PROBLEM DETAILS: Collect each line containing "type".

THE DATA:

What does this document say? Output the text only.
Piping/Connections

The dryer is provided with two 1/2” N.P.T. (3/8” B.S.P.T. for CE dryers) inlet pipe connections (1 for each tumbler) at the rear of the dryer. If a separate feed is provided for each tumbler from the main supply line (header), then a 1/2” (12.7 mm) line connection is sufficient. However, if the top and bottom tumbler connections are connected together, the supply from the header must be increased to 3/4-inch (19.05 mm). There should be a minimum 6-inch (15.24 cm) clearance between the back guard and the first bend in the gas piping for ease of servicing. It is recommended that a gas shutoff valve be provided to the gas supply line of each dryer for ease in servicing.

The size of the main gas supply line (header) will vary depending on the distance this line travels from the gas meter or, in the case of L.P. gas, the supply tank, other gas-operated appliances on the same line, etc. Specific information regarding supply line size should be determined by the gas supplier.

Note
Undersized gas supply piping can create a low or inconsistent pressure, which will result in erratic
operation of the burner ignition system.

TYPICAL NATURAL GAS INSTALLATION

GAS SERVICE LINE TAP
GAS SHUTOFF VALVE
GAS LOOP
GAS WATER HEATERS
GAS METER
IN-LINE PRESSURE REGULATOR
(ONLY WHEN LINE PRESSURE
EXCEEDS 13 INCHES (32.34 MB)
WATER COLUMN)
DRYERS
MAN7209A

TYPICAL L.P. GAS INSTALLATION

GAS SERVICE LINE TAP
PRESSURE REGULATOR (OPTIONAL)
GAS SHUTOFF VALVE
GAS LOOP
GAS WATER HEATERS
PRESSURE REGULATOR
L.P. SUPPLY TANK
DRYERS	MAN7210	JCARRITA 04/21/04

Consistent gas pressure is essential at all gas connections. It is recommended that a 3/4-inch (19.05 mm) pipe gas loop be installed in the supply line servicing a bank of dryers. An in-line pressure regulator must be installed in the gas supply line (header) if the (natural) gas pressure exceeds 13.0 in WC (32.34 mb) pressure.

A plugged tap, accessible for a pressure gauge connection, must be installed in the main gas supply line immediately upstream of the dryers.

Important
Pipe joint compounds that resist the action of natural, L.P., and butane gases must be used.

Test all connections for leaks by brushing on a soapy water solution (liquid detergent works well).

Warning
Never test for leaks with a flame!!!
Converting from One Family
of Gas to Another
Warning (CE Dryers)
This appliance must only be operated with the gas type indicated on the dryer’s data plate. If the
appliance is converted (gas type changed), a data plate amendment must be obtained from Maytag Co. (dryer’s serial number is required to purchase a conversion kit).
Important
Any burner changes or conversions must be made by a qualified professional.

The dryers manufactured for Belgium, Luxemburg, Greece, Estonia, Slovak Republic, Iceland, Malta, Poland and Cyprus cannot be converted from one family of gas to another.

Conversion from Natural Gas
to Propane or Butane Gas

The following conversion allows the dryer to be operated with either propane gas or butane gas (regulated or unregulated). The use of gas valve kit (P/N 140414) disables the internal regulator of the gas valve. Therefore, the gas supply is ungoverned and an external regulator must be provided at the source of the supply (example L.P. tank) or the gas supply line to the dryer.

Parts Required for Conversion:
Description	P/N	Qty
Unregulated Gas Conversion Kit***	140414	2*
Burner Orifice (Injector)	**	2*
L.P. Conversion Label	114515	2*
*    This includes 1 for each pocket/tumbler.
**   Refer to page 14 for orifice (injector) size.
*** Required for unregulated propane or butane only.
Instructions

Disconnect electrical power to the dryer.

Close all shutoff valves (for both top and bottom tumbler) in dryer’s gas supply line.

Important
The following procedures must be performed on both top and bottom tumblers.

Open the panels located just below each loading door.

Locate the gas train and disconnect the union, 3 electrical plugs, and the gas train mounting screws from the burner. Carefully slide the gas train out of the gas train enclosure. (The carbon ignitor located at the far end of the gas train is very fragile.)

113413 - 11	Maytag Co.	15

REPLY:
This appliance must only be operated with the gas type indicated on the dryer’s data plate. If the
appliance is converted (gas type changed), a data plate amendment must be obtained from Maytag Co. (dryer’s serial number is required to purchase a conversion kit).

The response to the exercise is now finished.